WORK TO COMPLETE = Give the entries back exactly, dropping each image.

** begin **

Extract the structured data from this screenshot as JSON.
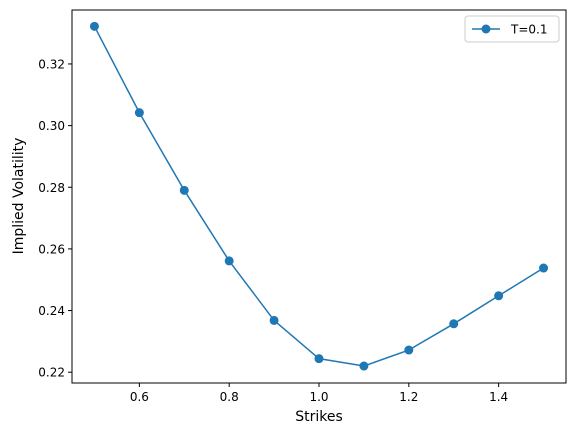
{
  "chart_data": {
    "type": "line",
    "xlabel": "Strikes",
    "ylabel": "Implied Volatility",
    "xlim": [
      0.45,
      1.55
    ],
    "ylim": [
      0.2165,
      0.3375
    ],
    "xticks": [
      0.6,
      0.8,
      1.0,
      1.2,
      1.4
    ],
    "xtick_labels": [
      "0.6",
      "0.8",
      "1.0",
      "1.2",
      "1.4"
    ],
    "yticks": [
      0.22,
      0.24,
      0.26,
      0.28,
      0.3,
      0.32
    ],
    "ytick_labels": [
      "0.22",
      "0.24",
      "0.26",
      "0.28",
      "0.30",
      "0.32"
    ],
    "grid": false,
    "legend_position": "top-right",
    "series": [
      {
        "name": "T=0.1",
        "color": "#1f77b4",
        "marker": "circle",
        "x": [
          0.5,
          0.6,
          0.7,
          0.8,
          0.9,
          1.0,
          1.1,
          1.2,
          1.3,
          1.4,
          1.5
        ],
        "y": [
          0.3322,
          0.3042,
          0.279,
          0.2561,
          0.2368,
          0.2244,
          0.222,
          0.2272,
          0.2357,
          0.2448,
          0.2538
        ]
      }
    ]
  }
}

** end **

ANSWER TO THE TASK =
Extract the structured data from this screenshot as JSON.
{
  "chart_data": {
    "type": "line",
    "xlabel": "Strikes",
    "ylabel": "Implied Volatility",
    "xlim": [
      0.45,
      1.55
    ],
    "ylim": [
      0.2165,
      0.3375
    ],
    "xticks": [
      0.6,
      0.8,
      1.0,
      1.2,
      1.4
    ],
    "xtick_labels": [
      "0.6",
      "0.8",
      "1.0",
      "1.2",
      "1.4"
    ],
    "yticks": [
      0.22,
      0.24,
      0.26,
      0.28,
      0.3,
      0.32
    ],
    "ytick_labels": [
      "0.22",
      "0.24",
      "0.26",
      "0.28",
      "0.30",
      "0.32"
    ],
    "grid": false,
    "legend_position": "top-right",
    "series": [
      {
        "name": "T=0.1",
        "color": "#1f77b4",
        "marker": "circle",
        "x": [
          0.5,
          0.6,
          0.7,
          0.8,
          0.9,
          1.0,
          1.1,
          1.2,
          1.3,
          1.4,
          1.5
        ],
        "y": [
          0.3322,
          0.3042,
          0.279,
          0.2561,
          0.2368,
          0.2244,
          0.222,
          0.2272,
          0.2357,
          0.2448,
          0.2538
        ]
      }
    ]
  }
}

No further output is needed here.